* Requirements
Scan the listing below and copy every line holding "tone".

____

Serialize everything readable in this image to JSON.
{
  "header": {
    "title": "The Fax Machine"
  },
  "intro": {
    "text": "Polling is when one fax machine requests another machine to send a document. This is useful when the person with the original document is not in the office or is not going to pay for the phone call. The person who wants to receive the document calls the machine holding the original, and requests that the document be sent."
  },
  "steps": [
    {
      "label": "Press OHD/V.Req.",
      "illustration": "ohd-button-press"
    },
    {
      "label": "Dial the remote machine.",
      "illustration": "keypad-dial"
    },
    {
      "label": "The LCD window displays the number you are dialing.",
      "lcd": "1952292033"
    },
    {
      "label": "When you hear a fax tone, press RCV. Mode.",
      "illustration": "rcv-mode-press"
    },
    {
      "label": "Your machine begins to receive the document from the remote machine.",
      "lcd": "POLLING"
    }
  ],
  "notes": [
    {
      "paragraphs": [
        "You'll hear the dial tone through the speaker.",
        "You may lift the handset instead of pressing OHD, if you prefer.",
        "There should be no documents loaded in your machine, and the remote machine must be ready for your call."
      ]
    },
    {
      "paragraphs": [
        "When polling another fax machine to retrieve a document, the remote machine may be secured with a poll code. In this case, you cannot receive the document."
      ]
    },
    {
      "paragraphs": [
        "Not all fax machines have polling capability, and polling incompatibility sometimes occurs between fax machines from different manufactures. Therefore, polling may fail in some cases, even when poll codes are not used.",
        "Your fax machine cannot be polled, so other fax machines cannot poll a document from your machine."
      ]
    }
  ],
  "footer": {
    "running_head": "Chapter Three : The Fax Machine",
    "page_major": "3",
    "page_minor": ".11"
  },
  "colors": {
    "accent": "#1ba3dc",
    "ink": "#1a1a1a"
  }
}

____

* Written response
      "label": "When you hear a fax tone, press RCV. Mode.",
        "You'll hear the dial tone through the speaker.",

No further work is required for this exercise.